## Aufgaben
**1.** Gib an, welches Koaxkabel im Forenthread über das Kabel zur WLAN-Antenne für kurze Entfernungen als gut geeignet genannt wird.
**2.** Setze den Forenthread über das Kabel zur WLAN-Antenne nach seinem letzten Beitrag fort.

## Vorliegender Text
# Kabel von Wlan Karte zur Antenne



## beyoNd (24. Februar 2009)

Hallo,

Weiß einer wie der Stecker heißt den man an das Kabel machen muss um das Kabel an die Wlan Karte anschließen zu können.

lg beyoNd


----------



## chmee (24. Februar 2009)

Hmm, wenn Du doch einfach die Links gelesen hättest, die ich Dir im letzten Beitrag gegeben habe. Jetzt muß ich Dir doch etwas vorkauen  q.e.d.



> Als Koaxkabel eignet sich gut für kurze Entfernungen *RG58*. Bei längeren Entfernungen ( so ca. über 2m ) sollte man hochwertige Antennenleitungen wie Aircell, Ecoflex oder ähnliches verwenden


http://vallstedt-networks.de/Fotogalerien/quad2/index.htm

mfg chmee


----------



## beyoNd (24. Februar 2009)

Sry hab mich falsch ausgedrückt!

Ich will wissen wie der Stecker heißt den man an das Kabel machen muss um das Kabel an die Wlan Karte anschließen zu können.

## Gesammeltes Material
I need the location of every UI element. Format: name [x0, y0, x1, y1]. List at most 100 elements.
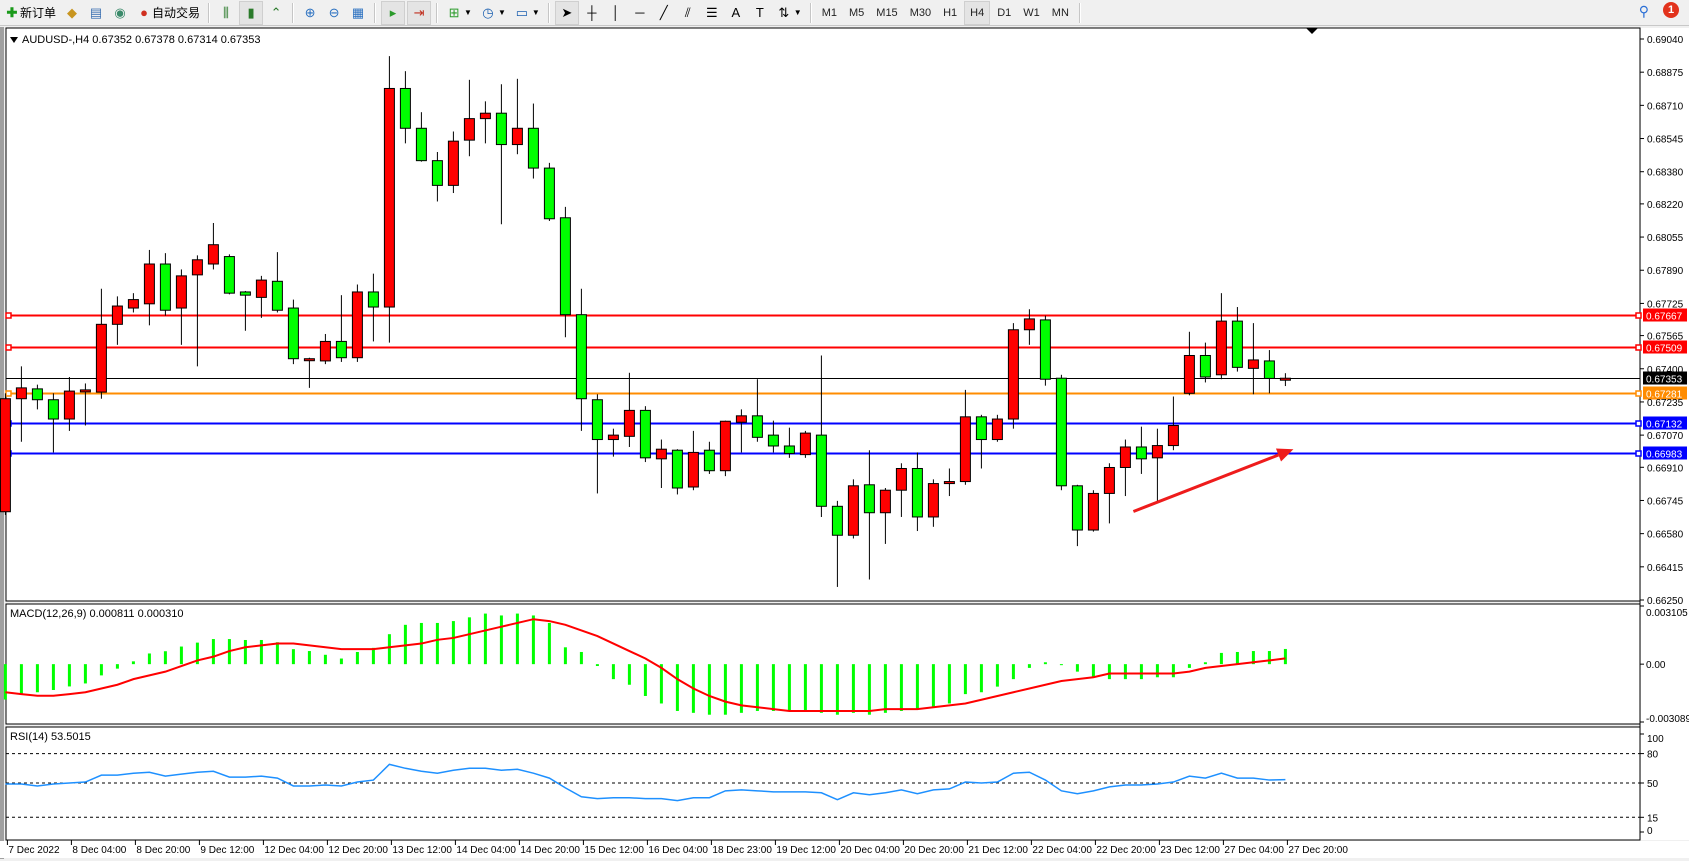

## Lösungen
**1.** Für kurze Entfernungen eignet sich RG58.

**2.**
lg beyoNd


----------



## beyoNd (24. Februar 2009)

Ohhh sry

Was hab ich den da für eine Frage gestellt 

Ich bin wohl zu müde.



Wollte nur wissen wie der Stecker heißt um das Koax-Kabel an die Wlan Karte anzuschließen.




lg beyoNd


----------



## chmee (25. Februar 2009)

Du meinst sicherlich SMA..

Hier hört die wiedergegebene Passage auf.